* _AIM_
Write the material out again exactly as it stands.

Records from a data collection:
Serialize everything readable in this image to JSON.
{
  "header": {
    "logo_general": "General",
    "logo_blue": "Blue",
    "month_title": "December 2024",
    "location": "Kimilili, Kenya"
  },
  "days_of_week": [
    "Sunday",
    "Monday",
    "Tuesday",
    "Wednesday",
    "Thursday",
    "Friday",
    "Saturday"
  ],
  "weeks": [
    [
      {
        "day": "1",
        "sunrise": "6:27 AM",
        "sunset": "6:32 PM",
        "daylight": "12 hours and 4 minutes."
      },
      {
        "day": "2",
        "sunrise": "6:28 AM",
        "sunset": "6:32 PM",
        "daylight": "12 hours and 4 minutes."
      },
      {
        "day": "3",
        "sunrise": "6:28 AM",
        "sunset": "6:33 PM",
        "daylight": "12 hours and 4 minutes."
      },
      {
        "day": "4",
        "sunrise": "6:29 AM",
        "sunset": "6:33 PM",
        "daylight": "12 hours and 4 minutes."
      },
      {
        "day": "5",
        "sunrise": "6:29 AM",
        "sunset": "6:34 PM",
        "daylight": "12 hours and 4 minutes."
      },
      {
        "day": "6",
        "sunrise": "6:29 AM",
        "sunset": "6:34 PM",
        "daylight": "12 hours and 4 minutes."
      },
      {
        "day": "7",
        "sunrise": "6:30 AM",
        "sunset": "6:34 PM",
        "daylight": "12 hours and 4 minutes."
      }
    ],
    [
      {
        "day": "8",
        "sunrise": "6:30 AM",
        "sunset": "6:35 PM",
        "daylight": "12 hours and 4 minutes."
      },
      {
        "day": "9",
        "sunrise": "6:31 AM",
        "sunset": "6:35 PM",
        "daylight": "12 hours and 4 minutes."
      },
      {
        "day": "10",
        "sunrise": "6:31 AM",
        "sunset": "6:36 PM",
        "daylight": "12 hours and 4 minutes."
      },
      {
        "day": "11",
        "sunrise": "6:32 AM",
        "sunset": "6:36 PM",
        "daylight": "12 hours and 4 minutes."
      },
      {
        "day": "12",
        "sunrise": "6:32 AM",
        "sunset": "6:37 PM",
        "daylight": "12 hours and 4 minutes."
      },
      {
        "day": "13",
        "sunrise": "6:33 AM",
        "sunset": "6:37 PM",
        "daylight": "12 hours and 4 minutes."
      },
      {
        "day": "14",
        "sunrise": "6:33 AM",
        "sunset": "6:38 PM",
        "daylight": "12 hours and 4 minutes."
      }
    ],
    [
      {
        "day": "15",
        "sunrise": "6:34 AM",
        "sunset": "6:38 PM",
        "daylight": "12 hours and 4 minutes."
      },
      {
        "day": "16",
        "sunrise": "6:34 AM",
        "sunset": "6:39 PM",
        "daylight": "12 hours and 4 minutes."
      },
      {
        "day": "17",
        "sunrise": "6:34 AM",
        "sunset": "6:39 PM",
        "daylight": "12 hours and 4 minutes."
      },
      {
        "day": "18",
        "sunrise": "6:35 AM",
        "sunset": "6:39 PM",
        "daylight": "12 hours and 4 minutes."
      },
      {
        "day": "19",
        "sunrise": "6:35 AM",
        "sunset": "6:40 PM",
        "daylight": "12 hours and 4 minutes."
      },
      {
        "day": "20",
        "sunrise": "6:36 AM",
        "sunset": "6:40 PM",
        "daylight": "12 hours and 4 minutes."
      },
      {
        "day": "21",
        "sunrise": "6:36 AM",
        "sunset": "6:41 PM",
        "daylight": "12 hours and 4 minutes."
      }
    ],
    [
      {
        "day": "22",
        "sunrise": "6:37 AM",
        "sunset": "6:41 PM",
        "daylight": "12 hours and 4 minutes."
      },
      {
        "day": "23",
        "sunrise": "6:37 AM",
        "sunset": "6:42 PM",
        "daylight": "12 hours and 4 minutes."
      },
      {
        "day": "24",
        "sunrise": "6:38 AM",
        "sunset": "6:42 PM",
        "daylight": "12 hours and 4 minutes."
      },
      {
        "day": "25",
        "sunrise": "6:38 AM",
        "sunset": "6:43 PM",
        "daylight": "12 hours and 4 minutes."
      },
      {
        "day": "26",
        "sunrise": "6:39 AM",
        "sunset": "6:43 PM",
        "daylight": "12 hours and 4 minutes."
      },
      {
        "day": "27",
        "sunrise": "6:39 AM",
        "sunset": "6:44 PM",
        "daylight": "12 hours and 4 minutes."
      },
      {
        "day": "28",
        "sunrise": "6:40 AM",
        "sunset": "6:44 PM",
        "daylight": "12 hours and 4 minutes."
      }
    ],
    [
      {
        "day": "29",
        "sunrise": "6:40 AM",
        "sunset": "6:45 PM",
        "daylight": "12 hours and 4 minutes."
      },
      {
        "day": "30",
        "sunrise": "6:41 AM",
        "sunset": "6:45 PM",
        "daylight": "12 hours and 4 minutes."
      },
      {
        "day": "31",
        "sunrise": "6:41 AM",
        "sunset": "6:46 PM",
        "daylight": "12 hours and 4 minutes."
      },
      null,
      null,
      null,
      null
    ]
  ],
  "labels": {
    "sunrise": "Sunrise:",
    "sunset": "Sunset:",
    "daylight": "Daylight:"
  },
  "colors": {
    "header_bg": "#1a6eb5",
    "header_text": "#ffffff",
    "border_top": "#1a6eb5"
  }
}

* _RESULT BELOW_
Serialize everything readable in this image to JSON.
{
  "header": {
    "logo_general": "General",
    "logo_blue": "Blue",
    "month_title": "December 2024",
    "location": "Kimilili, Kenya"
  },
  "days_of_week": [
    "Sunday",
    "Monday",
    "Tuesday",
    "Wednesday",
    "Thursday",
    "Friday",
    "Saturday"
  ],
  "weeks": [
    [
      {
        "day": "1",
        "sunrise": "6:27 AM",
        "sunset": "6:32 PM",
        "daylight": "12 hours and 4 minutes."
      },
      {
        "day": "2",
        "sunrise": "6:28 AM",
        "sunset": "6:32 PM",
        "daylight": "12 hours and 4 minutes."
      },
      {
        "day": "3",
        "sunrise": "6:28 AM",
        "sunset": "6:33 PM",
        "daylight": "12 hours and 4 minutes."
      },
      {
        "day": "4",
        "sunrise": "6:29 AM",
        "sunset": "6:33 PM",
        "daylight": "12 hours and 4 minutes."
      },
      {
        "day": "5",
        "sunrise": "6:29 AM",
        "sunset": "6:34 PM",
        "daylight": "12 hours and 4 minutes."
      },
      {
        "day": "6",
        "sunrise": "6:29 AM",
        "sunset": "6:34 PM",
        "daylight": "12 hours and 4 minutes."
      },
      {
        "day": "7",
        "sunrise": "6:30 AM",
        "sunset": "6:34 PM",
        "daylight": "12 hours and 4 minutes."
      }
    ],
    [
      {
        "day": "8",
        "sunrise": "6:30 AM",
        "sunset": "6:35 PM",
        "daylight": "12 hours and 4 minutes."
      },
      {
        "day": "9",
        "sunrise": "6:31 AM",
        "sunset": "6:35 PM",
        "daylight": "12 hours and 4 minutes."
      },
      {
        "day": "10",
        "sunrise": "6:31 AM",
        "sunset": "6:36 PM",
        "daylight": "12 hours and 4 minutes."
      },
      {
        "day": "11",
        "sunrise": "6:32 AM",
        "sunset": "6:36 PM",
        "daylight": "12 hours and 4 minutes."
      },
      {
        "day": "12",
        "sunrise": "6:32 AM",
        "sunset": "6:37 PM",
        "daylight": "12 hours and 4 minutes."
      },
      {
        "day": "13",
        "sunrise": "6:33 AM",
        "sunset": "6:37 PM",
        "daylight": "12 hours and 4 minutes."
      },
      {
        "day": "14",
        "sunrise": "6:33 AM",
        "sunset": "6:38 PM",
        "daylight": "12 hours and 4 minutes."
      }
    ],
    [
      {
        "day": "15",
        "sunrise": "6:34 AM",
        "sunset": "6:38 PM",
        "daylight": "12 hours and 4 minutes."
      },
      {
        "day": "16",
        "sunrise": "6:34 AM",
        "sunset": "6:39 PM",
        "daylight": "12 hours and 4 minutes."
      },
      {
        "day": "17",
        "sunrise": "6:34 AM",
        "sunset": "6:39 PM",
        "daylight": "12 hours and 4 minutes."
      },
      {
        "day": "18",
        "sunrise": "6:35 AM",
        "sunset": "6:39 PM",
        "daylight": "12 hours and 4 minutes."
      },
      {
        "day": "19",
        "sunrise": "6:35 AM",
        "sunset": "6:40 PM",
        "daylight": "12 hours and 4 minutes."
      },
      {
        "day": "20",
        "sunrise": "6:36 AM",
        "sunset": "6:40 PM",
        "daylight": "12 hours and 4 minutes."
      },
      {
        "day": "21",
        "sunrise": "6:36 AM",
        "sunset": "6:41 PM",
        "daylight": "12 hours and 4 minutes."
      }
    ],
    [
      {
        "day": "22",
        "sunrise": "6:37 AM",
        "sunset": "6:41 PM",
        "daylight": "12 hours and 4 minutes."
      },
      {
        "day": "23",
        "sunrise": "6:37 AM",
        "sunset": "6:42 PM",
        "daylight": "12 hours and 4 minutes."
      },
      {
        "day": "24",
        "sunrise": "6:38 AM",
        "sunset": "6:42 PM",
        "daylight": "12 hours and 4 minutes."
      },
      {
        "day": "25",
        "sunrise": "6:38 AM",
        "sunset": "6:43 PM",
        "daylight": "12 hours and 4 minutes."
      },
      {
        "day": "26",
        "sunrise": "6:39 AM",
        "sunset": "6:43 PM",
        "daylight": "12 hours and 4 minutes."
      },
      {
        "day": "27",
        "sunrise": "6:39 AM",
        "sunset": "6:44 PM",
        "daylight": "12 hours and 4 minutes."
      },
      {
        "day": "28",
        "sunrise": "6:40 AM",
        "sunset": "6:44 PM",
        "daylight": "12 hours and 4 minutes."
      }
    ],
    [
      {
        "day": "29",
        "sunrise": "6:40 AM",
        "sunset": "6:45 PM",
        "daylight": "12 hours and 4 minutes."
      },
      {
        "day": "30",
        "sunrise": "6:41 AM",
        "sunset": "6:45 PM",
        "daylight": "12 hours and 4 minutes."
      },
      {
        "day": "31",
        "sunrise": "6:41 AM",
        "sunset": "6:46 PM",
        "daylight": "12 hours and 4 minutes."
      },
      null,
      null,
      null,
      null
    ]
  ],
  "labels": {
    "sunrise": "Sunrise:",
    "sunset": "Sunset:",
    "daylight": "Daylight:"
  },
  "colors": {
    "header_bg": "#1a6eb5",
    "header_text": "#ffffff",
    "border_top": "#1a6eb5"
  }
}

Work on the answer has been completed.